> Exercise brief:
Pick out each line with the word "text" from the material that follows.
— Start Data to use —
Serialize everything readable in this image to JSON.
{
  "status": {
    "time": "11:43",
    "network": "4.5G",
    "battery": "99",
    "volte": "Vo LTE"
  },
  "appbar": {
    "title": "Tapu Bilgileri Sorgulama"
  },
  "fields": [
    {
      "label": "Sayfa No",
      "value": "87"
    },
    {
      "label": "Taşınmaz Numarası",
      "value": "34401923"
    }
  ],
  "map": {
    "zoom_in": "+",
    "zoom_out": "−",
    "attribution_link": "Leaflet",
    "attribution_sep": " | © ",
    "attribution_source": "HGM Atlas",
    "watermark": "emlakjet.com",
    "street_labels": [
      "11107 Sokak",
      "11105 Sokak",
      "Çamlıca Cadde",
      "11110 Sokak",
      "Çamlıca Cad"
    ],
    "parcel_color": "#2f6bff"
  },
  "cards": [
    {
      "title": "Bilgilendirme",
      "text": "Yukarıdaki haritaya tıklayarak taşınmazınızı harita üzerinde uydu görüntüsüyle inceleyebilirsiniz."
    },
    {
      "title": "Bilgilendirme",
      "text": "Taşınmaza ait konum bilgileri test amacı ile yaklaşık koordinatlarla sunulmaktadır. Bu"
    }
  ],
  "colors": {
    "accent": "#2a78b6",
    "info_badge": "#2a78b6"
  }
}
— End Data to use —
> Written solution:
      "text": "Yukarıdaki haritaya tıklayarak taşınmazınızı harita üzerinde uydu görüntüsüyle inceleyebilirsiniz."
      "text": "Taşınmaza ait konum bilgileri test amacı ile yaklaşık koordinatlarla sunulmaktadır. Bu"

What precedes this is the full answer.